Collected data
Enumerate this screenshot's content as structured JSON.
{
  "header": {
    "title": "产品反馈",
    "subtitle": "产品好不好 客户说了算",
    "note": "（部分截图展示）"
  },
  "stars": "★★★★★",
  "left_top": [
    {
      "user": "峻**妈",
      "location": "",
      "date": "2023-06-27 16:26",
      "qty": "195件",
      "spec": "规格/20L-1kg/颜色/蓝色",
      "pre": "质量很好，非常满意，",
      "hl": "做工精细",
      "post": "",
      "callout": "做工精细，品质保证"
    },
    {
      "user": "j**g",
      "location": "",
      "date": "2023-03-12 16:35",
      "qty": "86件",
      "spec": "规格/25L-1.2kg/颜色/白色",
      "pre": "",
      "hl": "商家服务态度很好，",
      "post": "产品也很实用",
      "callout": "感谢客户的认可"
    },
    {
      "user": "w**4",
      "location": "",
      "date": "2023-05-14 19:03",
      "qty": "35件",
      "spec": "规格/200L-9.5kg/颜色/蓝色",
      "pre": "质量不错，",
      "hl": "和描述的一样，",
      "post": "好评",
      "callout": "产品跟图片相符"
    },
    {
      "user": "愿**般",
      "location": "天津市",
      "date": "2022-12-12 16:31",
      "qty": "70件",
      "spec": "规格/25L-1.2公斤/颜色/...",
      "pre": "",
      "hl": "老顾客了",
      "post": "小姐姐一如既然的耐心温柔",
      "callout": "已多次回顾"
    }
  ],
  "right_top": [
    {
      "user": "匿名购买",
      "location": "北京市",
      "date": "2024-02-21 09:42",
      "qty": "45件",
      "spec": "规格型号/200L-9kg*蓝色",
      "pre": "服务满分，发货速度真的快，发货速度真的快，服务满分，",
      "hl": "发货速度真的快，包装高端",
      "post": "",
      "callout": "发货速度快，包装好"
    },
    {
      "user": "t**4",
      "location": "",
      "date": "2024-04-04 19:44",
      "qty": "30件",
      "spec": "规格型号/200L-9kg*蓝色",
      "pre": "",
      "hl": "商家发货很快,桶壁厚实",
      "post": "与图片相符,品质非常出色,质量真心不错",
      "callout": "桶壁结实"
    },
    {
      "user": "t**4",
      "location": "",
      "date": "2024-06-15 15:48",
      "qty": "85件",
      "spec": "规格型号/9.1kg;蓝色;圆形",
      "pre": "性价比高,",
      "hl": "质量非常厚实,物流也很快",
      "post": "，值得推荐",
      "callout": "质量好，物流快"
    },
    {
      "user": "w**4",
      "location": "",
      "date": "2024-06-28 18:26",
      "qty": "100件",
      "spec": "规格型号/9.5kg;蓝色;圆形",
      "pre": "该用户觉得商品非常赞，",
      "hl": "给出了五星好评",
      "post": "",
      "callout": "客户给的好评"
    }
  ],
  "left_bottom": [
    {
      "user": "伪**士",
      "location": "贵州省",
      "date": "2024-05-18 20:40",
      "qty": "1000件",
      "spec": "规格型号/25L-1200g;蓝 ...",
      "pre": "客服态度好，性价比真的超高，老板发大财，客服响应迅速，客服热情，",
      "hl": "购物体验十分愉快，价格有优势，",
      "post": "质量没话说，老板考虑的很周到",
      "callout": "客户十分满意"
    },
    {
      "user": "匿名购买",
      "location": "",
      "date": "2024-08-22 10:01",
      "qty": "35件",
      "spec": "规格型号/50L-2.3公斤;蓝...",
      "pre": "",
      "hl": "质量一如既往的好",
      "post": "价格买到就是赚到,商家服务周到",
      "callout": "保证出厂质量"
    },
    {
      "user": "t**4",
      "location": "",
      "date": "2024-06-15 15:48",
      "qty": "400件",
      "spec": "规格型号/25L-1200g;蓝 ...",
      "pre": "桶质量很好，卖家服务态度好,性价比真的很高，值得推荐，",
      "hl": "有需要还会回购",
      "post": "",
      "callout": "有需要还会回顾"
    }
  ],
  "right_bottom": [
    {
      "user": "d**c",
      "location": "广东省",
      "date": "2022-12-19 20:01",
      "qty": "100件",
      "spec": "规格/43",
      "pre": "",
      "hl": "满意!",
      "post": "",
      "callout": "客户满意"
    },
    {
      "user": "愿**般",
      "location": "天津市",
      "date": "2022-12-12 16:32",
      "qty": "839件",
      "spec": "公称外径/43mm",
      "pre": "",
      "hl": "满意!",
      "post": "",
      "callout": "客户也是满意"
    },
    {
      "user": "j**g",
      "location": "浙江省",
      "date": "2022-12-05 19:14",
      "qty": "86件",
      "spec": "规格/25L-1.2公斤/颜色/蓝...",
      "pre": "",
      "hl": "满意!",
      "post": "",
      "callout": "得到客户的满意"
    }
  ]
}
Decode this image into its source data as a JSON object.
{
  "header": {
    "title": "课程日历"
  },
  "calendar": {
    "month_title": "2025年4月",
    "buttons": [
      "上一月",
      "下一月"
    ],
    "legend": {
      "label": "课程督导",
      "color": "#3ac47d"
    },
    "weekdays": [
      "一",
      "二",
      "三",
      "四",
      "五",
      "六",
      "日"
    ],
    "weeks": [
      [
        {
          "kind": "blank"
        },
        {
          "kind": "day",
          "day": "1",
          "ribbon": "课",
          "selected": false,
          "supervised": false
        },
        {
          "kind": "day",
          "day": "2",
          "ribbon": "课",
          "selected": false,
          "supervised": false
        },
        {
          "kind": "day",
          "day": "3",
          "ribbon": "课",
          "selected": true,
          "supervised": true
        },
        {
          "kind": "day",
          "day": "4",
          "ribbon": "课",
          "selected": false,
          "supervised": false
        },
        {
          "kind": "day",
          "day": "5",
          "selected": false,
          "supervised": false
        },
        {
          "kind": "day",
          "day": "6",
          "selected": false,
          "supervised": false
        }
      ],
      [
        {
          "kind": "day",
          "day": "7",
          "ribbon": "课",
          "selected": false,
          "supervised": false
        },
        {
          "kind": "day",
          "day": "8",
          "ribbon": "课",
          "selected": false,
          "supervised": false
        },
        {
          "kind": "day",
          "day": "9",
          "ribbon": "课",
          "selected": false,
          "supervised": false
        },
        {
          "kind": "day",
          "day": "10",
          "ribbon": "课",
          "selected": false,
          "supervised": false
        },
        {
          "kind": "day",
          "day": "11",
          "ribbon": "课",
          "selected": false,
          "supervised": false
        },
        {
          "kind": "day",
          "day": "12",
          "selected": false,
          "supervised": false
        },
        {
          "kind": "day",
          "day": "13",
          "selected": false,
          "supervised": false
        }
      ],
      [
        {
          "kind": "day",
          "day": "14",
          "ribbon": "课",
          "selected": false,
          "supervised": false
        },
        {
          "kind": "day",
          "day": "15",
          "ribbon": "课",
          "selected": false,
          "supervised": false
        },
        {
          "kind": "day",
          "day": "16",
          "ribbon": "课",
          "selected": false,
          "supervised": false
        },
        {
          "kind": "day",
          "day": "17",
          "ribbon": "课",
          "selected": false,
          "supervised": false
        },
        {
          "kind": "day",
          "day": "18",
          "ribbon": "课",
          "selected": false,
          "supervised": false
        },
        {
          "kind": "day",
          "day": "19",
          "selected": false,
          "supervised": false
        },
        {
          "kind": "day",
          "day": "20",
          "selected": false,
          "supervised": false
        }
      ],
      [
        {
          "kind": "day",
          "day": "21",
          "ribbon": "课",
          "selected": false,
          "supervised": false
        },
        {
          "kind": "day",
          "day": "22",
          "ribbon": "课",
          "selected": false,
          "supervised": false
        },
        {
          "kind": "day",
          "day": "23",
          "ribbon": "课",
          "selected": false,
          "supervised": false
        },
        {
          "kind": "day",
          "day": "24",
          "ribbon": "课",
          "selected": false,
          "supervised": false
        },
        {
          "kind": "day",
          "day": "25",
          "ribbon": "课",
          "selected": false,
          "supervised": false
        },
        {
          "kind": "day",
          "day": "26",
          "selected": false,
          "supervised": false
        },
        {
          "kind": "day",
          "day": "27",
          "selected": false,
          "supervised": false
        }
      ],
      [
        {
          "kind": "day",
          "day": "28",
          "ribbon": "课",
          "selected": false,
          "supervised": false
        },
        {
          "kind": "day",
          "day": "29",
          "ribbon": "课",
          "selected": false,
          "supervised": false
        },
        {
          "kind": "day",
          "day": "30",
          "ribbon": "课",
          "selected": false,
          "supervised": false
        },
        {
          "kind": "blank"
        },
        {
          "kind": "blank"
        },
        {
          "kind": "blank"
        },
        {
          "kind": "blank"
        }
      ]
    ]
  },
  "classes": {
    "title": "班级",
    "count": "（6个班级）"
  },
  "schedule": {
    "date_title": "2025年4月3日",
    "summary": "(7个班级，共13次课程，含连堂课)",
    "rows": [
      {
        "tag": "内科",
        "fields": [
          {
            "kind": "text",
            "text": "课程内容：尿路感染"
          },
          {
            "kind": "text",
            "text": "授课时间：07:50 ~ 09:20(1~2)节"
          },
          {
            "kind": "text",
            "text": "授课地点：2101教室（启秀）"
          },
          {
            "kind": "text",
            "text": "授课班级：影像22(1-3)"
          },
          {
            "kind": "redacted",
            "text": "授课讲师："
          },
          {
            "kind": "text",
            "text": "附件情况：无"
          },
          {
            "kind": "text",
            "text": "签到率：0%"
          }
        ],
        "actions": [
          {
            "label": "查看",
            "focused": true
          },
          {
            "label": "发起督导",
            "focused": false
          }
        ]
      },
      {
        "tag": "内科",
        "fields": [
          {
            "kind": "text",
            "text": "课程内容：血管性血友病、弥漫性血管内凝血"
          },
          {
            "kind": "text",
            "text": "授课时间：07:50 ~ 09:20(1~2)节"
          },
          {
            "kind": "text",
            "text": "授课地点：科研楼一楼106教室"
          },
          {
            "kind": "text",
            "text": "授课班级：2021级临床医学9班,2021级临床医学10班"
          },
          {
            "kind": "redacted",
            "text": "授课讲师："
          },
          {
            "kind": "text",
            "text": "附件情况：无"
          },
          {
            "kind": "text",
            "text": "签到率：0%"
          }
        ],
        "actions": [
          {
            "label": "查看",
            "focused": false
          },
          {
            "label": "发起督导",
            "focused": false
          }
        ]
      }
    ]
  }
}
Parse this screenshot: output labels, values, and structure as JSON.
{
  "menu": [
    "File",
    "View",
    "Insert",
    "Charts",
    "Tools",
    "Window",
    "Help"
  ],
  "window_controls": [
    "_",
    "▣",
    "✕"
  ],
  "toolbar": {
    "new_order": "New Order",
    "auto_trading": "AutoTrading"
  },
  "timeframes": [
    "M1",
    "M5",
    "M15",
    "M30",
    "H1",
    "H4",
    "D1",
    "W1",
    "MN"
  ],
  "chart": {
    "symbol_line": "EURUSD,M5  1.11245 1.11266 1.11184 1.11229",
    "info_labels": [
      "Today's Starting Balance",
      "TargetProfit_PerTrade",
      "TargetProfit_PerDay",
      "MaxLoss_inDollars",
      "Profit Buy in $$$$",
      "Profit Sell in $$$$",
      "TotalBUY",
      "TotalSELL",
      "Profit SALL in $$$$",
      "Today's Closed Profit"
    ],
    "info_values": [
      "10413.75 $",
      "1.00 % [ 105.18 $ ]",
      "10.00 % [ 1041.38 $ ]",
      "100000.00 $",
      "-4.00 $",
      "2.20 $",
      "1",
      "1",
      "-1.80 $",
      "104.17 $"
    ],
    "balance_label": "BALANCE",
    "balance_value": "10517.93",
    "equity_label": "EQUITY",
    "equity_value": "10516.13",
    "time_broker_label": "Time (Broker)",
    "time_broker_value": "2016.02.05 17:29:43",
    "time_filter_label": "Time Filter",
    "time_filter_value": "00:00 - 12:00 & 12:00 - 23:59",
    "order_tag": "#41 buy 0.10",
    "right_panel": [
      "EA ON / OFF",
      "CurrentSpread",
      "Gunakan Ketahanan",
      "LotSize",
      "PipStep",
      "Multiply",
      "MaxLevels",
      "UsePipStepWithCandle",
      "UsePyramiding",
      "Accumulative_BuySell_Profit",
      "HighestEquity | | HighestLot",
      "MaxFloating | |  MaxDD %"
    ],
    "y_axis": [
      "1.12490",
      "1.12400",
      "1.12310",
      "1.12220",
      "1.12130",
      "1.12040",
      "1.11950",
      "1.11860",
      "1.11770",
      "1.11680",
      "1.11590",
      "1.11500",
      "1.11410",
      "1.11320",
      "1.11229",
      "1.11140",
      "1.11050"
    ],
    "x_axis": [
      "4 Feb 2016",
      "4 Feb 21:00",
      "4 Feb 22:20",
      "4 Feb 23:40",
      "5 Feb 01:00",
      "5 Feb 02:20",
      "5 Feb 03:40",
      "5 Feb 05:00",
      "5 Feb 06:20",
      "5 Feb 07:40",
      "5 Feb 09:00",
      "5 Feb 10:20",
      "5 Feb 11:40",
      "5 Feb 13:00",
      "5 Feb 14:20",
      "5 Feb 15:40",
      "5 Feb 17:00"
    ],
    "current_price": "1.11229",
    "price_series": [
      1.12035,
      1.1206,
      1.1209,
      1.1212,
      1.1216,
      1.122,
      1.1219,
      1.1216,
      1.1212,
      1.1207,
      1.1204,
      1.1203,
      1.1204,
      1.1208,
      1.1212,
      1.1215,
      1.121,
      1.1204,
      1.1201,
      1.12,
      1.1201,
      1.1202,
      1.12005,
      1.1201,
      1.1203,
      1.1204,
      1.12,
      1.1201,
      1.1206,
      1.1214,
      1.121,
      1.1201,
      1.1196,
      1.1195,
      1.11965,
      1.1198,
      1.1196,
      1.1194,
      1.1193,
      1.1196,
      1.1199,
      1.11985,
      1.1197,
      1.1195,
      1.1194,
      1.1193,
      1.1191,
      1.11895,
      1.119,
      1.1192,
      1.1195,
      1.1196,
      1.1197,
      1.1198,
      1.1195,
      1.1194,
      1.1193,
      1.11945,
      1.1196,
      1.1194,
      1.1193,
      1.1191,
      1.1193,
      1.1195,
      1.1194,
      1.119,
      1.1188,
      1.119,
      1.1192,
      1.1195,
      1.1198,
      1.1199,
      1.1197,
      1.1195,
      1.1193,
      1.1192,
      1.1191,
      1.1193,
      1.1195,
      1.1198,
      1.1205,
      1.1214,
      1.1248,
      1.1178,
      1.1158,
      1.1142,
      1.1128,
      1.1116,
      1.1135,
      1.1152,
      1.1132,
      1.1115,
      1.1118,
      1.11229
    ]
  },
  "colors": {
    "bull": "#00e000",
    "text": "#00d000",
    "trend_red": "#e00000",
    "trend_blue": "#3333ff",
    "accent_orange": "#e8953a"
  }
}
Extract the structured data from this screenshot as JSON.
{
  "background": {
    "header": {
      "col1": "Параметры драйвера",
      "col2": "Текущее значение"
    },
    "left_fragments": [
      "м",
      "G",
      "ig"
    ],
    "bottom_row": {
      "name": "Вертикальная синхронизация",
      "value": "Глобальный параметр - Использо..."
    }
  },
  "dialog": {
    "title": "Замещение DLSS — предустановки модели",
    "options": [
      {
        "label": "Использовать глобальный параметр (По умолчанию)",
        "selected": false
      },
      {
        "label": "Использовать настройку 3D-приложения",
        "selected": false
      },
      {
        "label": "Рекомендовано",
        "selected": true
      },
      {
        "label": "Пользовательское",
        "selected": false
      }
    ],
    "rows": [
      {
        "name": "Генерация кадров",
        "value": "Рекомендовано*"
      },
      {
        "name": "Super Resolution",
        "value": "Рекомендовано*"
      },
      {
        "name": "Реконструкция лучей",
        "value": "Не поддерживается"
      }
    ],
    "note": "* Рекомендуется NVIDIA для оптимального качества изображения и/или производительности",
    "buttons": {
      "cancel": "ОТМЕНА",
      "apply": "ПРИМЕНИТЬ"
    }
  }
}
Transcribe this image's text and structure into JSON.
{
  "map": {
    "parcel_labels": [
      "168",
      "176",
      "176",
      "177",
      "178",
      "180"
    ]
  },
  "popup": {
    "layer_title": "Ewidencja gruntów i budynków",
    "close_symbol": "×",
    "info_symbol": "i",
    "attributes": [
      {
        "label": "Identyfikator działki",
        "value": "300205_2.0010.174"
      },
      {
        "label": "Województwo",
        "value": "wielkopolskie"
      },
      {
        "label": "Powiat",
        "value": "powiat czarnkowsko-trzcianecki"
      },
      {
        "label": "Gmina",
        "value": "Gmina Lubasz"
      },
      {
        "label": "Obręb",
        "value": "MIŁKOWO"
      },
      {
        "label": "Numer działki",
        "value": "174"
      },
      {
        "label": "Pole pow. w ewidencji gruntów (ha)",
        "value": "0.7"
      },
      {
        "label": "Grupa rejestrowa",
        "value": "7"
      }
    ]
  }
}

▶ [Job]
Wherever the word "image" occurs in a line of the listing, copy that line.

▶ [Result for this exercise]
Decode this image into its source data as a JSON object.
Transcribe this image's text and structure into JSON.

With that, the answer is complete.